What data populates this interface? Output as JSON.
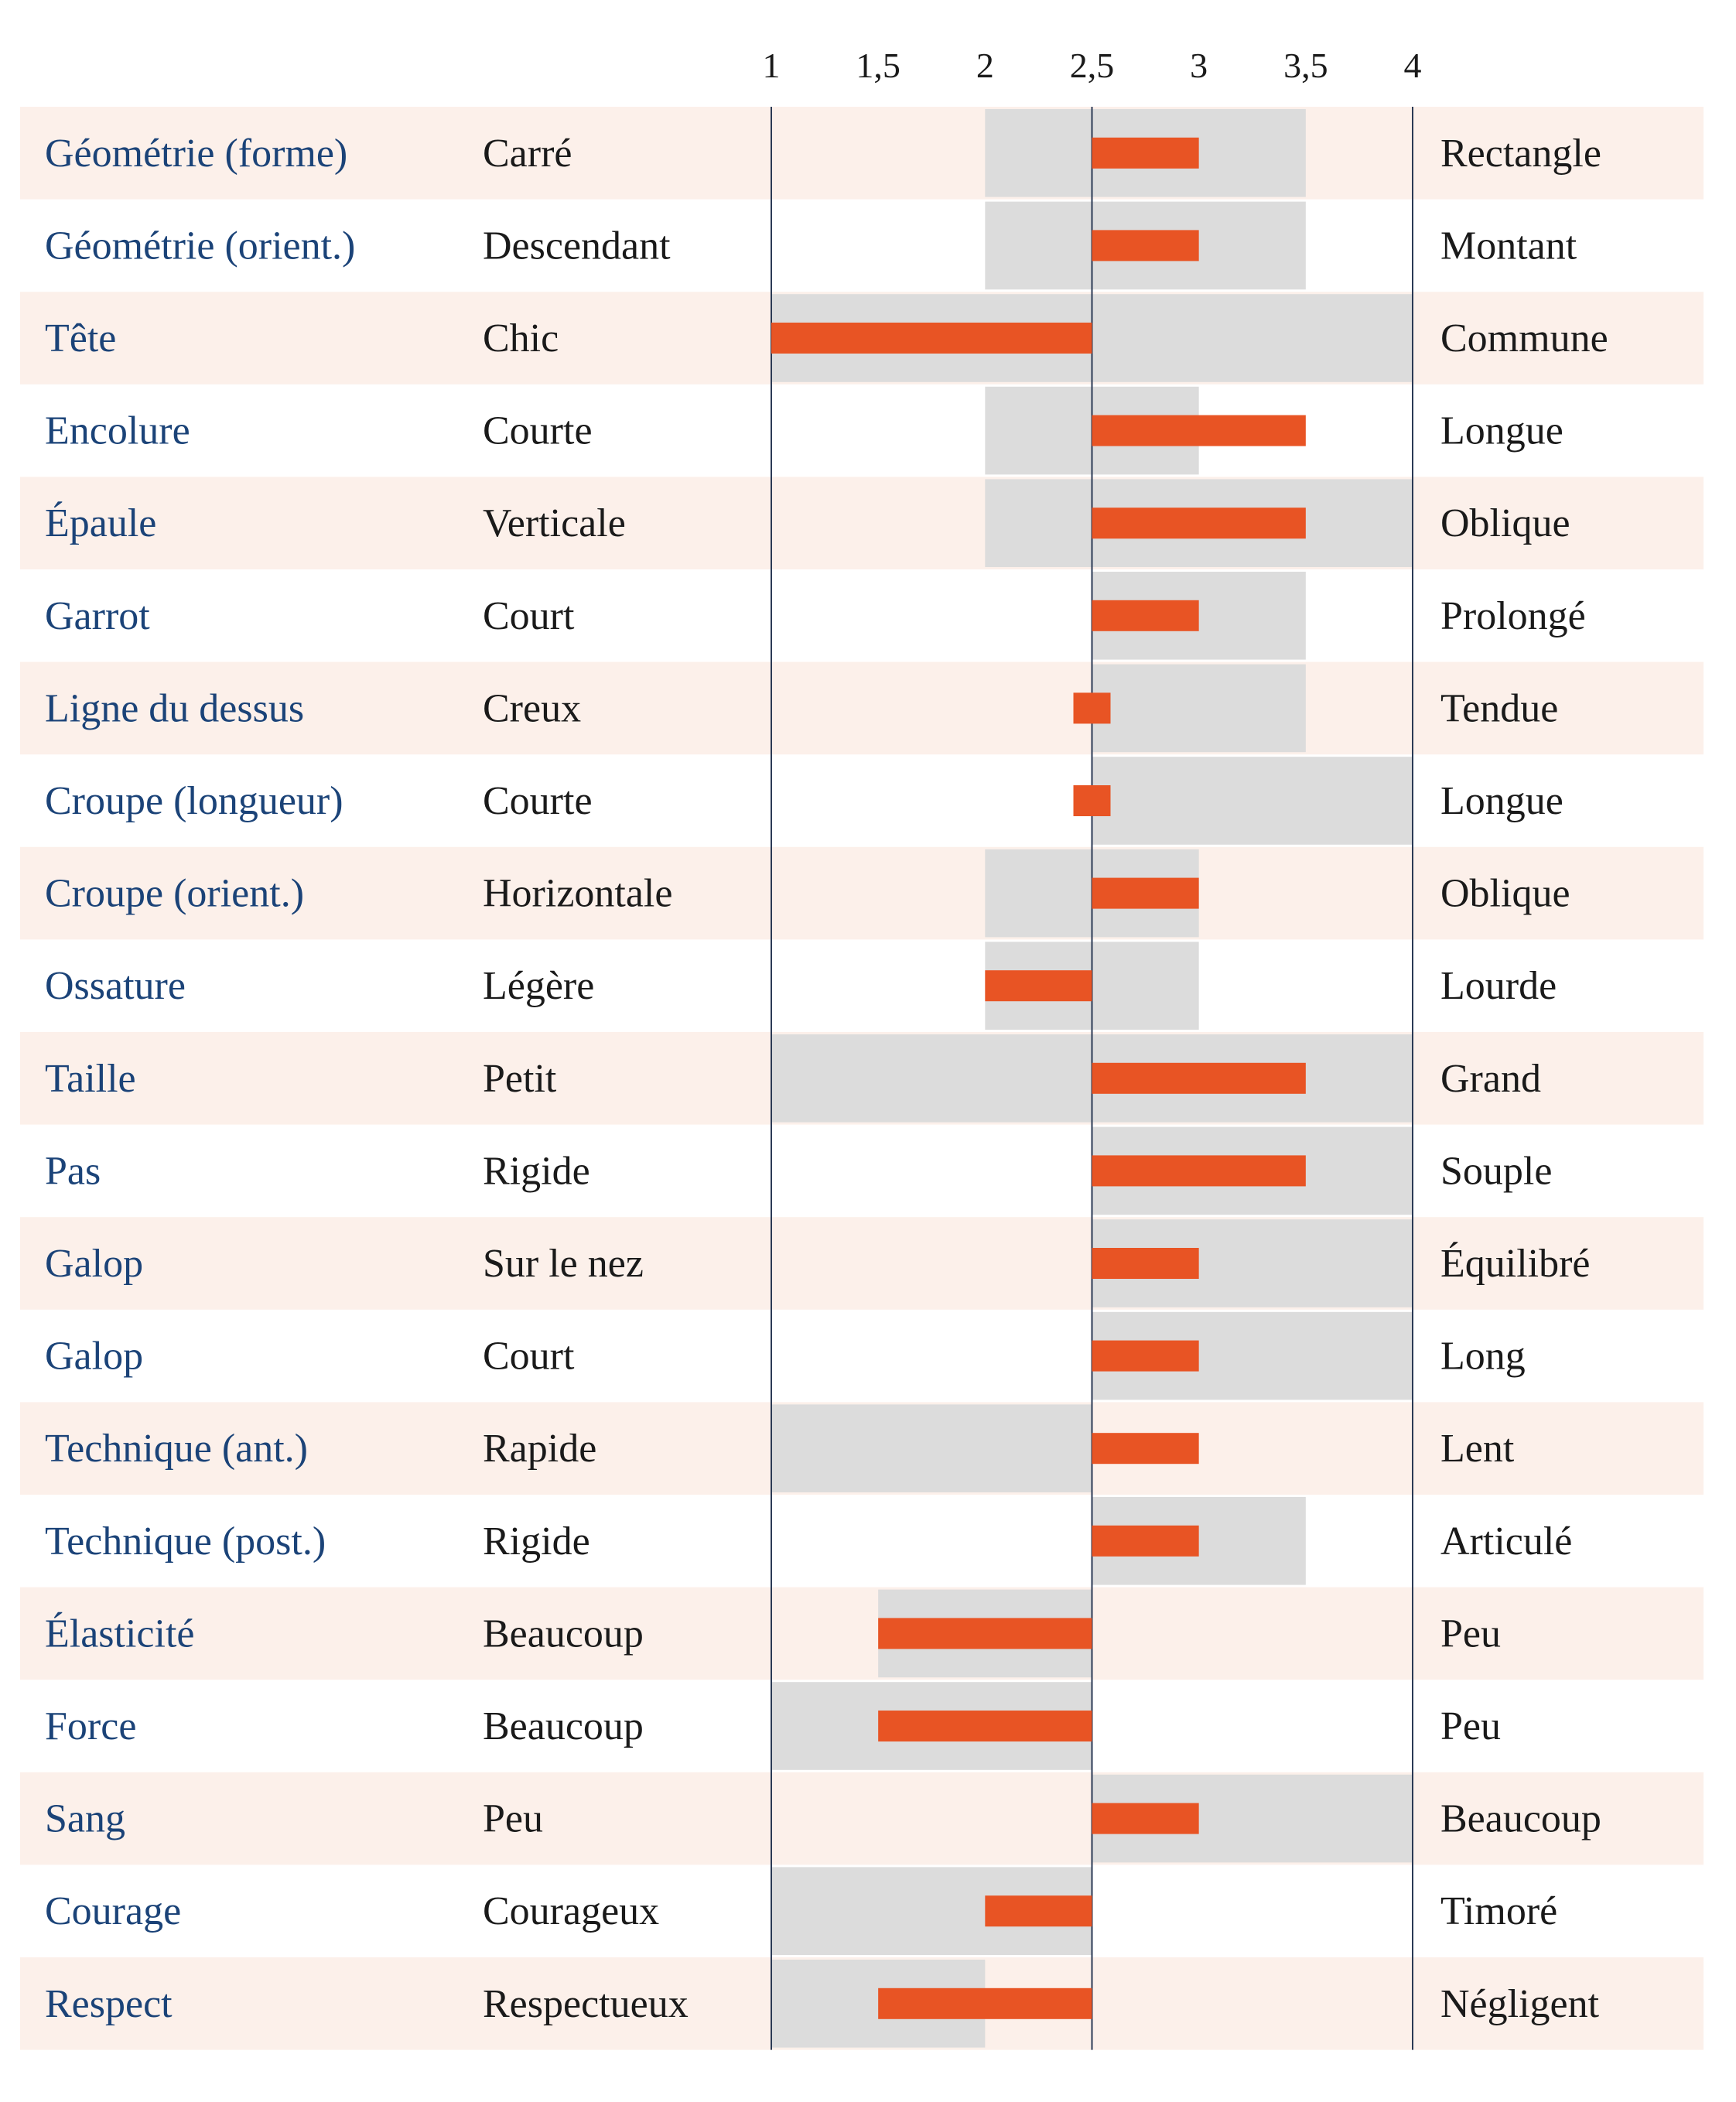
{
  "colors": {
    "row_band": "#fcf0ea",
    "range_bar": "#dcdcdc",
    "value_bar": "#e85424",
    "trait_text": "#1b4378",
    "pole_text": "#1a1a1a",
    "axis_line": "#2b3a55"
  },
  "chart_data": {
    "type": "bar",
    "title": "",
    "xlabel": "",
    "ylabel": "",
    "xlim": [
      1,
      4
    ],
    "baseline": 2.5,
    "x_ticks": [
      1,
      1.5,
      2,
      2.5,
      3,
      3.5,
      4
    ],
    "x_tick_labels": [
      "1",
      "1,5",
      "2",
      "2,5",
      "3",
      "3,5",
      "4"
    ],
    "rows": [
      {
        "trait": "Géométrie (forme)",
        "low_pole": "Carré",
        "high_pole": "Rectangle",
        "value": 3,
        "range": [
          2,
          3.5
        ]
      },
      {
        "trait": "Géométrie (orient.)",
        "low_pole": "Descendant",
        "high_pole": "Montant",
        "value": 3,
        "range": [
          2,
          3.5
        ]
      },
      {
        "trait": "Tête",
        "low_pole": "Chic",
        "high_pole": "Commune",
        "value": 1,
        "range": [
          1,
          4
        ]
      },
      {
        "trait": "Encolure",
        "low_pole": "Courte",
        "high_pole": "Longue",
        "value": 3.5,
        "range": [
          2,
          3
        ]
      },
      {
        "trait": "Épaule",
        "low_pole": "Verticale",
        "high_pole": "Oblique",
        "value": 3.5,
        "range": [
          2,
          4
        ]
      },
      {
        "trait": "Garrot",
        "low_pole": "Court",
        "high_pole": "Prolongé",
        "value": 3,
        "range": [
          2.5,
          3.5
        ]
      },
      {
        "trait": "Ligne du dessus",
        "low_pole": "Creux",
        "high_pole": "Tendue",
        "value": 2.5,
        "range": [
          2.5,
          3.5
        ]
      },
      {
        "trait": "Croupe (longueur)",
        "low_pole": "Courte",
        "high_pole": "Longue",
        "value": 2.5,
        "range": [
          2.5,
          4
        ]
      },
      {
        "trait": "Croupe (orient.)",
        "low_pole": "Horizontale",
        "high_pole": "Oblique",
        "value": 3,
        "range": [
          2,
          3
        ]
      },
      {
        "trait": "Ossature",
        "low_pole": "Légère",
        "high_pole": "Lourde",
        "value": 2,
        "range": [
          2,
          3
        ]
      },
      {
        "trait": "Taille",
        "low_pole": "Petit",
        "high_pole": "Grand",
        "value": 3.5,
        "range": [
          1,
          4
        ]
      },
      {
        "trait": "Pas",
        "low_pole": "Rigide",
        "high_pole": "Souple",
        "value": 3.5,
        "range": [
          2.5,
          4
        ]
      },
      {
        "trait": "Galop",
        "low_pole": "Sur le nez",
        "high_pole": "Équilibré",
        "value": 3,
        "range": [
          2.5,
          4
        ]
      },
      {
        "trait": "Galop",
        "low_pole": "Court",
        "high_pole": "Long",
        "value": 3,
        "range": [
          2.5,
          4
        ]
      },
      {
        "trait": "Technique (ant.)",
        "low_pole": "Rapide",
        "high_pole": "Lent",
        "value": 3,
        "range": [
          1,
          2.5
        ]
      },
      {
        "trait": "Technique (post.)",
        "low_pole": "Rigide",
        "high_pole": "Articulé",
        "value": 3,
        "range": [
          2.5,
          3.5
        ]
      },
      {
        "trait": "Élasticité",
        "low_pole": "Beaucoup",
        "high_pole": "Peu",
        "value": 1.5,
        "range": [
          1.5,
          2.5
        ]
      },
      {
        "trait": "Force",
        "low_pole": "Beaucoup",
        "high_pole": "Peu",
        "value": 1.5,
        "range": [
          1,
          2.5
        ]
      },
      {
        "trait": "Sang",
        "low_pole": "Peu",
        "high_pole": "Beaucoup",
        "value": 3,
        "range": [
          2.5,
          4
        ]
      },
      {
        "trait": "Courage",
        "low_pole": "Courageux",
        "high_pole": "Timoré",
        "value": 2,
        "range": [
          1,
          2.5
        ]
      },
      {
        "trait": "Respect",
        "low_pole": "Respectueux",
        "high_pole": "Négligent",
        "value": 1.5,
        "range": [
          1,
          2
        ]
      }
    ]
  }
}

▶ [Written exercise] Do not include the images; transcribe the rest of the listing exactly.

▶ [Task response]
What data populates this interface? Output as JSON.
{
  "colors": {
    "row_band": "#fcf0ea",
    "range_bar": "#dcdcdc",
    "value_bar": "#e85424",
    "trait_text": "#1b4378",
    "pole_text": "#1a1a1a",
    "axis_line": "#2b3a55"
  },
  "chart_data": {
    "type": "bar",
    "title": "",
    "xlabel": "",
    "ylabel": "",
    "xlim": [
      1,
      4
    ],
    "baseline": 2.5,
    "x_ticks": [
      1,
      1.5,
      2,
      2.5,
      3,
      3.5,
      4
    ],
    "x_tick_labels": [
      "1",
      "1,5",
      "2",
      "2,5",
      "3",
      "3,5",
      "4"
    ],
    "rows": [
      {
        "trait": "Géométrie (forme)",
        "low_pole": "Carré",
        "high_pole": "Rectangle",
        "value": 3,
        "range": [
          2,
          3.5
        ]
      },
      {
        "trait": "Géométrie (orient.)",
        "low_pole": "Descendant",
        "high_pole": "Montant",
        "value": 3,
        "range": [
          2,
          3.5
        ]
      },
      {
        "trait": "Tête",
        "low_pole": "Chic",
        "high_pole": "Commune",
        "value": 1,
        "range": [
          1,
          4
        ]
      },
      {
        "trait": "Encolure",
        "low_pole": "Courte",
        "high_pole": "Longue",
        "value": 3.5,
        "range": [
          2,
          3
        ]
      },
      {
        "trait": "Épaule",
        "low_pole": "Verticale",
        "high_pole": "Oblique",
        "value": 3.5,
        "range": [
          2,
          4
        ]
      },
      {
        "trait": "Garrot",
        "low_pole": "Court",
        "high_pole": "Prolongé",
        "value": 3,
        "range": [
          2.5,
          3.5
        ]
      },
      {
        "trait": "Ligne du dessus",
        "low_pole": "Creux",
        "high_pole": "Tendue",
        "value": 2.5,
        "range": [
          2.5,
          3.5
        ]
      },
      {
        "trait": "Croupe (longueur)",
        "low_pole": "Courte",
        "high_pole": "Longue",
        "value": 2.5,
        "range": [
          2.5,
          4
        ]
      },
      {
        "trait": "Croupe (orient.)",
        "low_pole": "Horizontale",
        "high_pole": "Oblique",
        "value": 3,
        "range": [
          2,
          3
        ]
      },
      {
        "trait": "Ossature",
        "low_pole": "Légère",
        "high_pole": "Lourde",
        "value": 2,
        "range": [
          2,
          3
        ]
      },
      {
        "trait": "Taille",
        "low_pole": "Petit",
        "high_pole": "Grand",
        "value": 3.5,
        "range": [
          1,
          4
        ]
      },
      {
        "trait": "Pas",
        "low_pole": "Rigide",
        "high_pole": "Souple",
        "value": 3.5,
        "range": [
          2.5,
          4
        ]
      },
      {
        "trait": "Galop",
        "low_pole": "Sur le nez",
        "high_pole": "Équilibré",
        "value": 3,
        "range": [
          2.5,
          4
        ]
      },
      {
        "trait": "Galop",
        "low_pole": "Court",
        "high_pole": "Long",
        "value": 3,
        "range": [
          2.5,
          4
        ]
      },
      {
        "trait": "Technique (ant.)",
        "low_pole": "Rapide",
        "high_pole": "Lent",
        "value": 3,
        "range": [
          1,
          2.5
        ]
      },
      {
        "trait": "Technique (post.)",
        "low_pole": "Rigide",
        "high_pole": "Articulé",
        "value": 3,
        "range": [
          2.5,
          3.5
        ]
      },
      {
        "trait": "Élasticité",
        "low_pole": "Beaucoup",
        "high_pole": "Peu",
        "value": 1.5,
        "range": [
          1.5,
          2.5
        ]
      },
      {
        "trait": "Force",
        "low_pole": "Beaucoup",
        "high_pole": "Peu",
        "value": 1.5,
        "range": [
          1,
          2.5
        ]
      },
      {
        "trait": "Sang",
        "low_pole": "Peu",
        "high_pole": "Beaucoup",
        "value": 3,
        "range": [
          2.5,
          4
        ]
      },
      {
        "trait": "Courage",
        "low_pole": "Courageux",
        "high_pole": "Timoré",
        "value": 2,
        "range": [
          1,
          2.5
        ]
      },
      {
        "trait": "Respect",
        "low_pole": "Respectueux",
        "high_pole": "Négligent",
        "value": 1.5,
        "range": [
          1,
          2
        ]
      }
    ]
  }
}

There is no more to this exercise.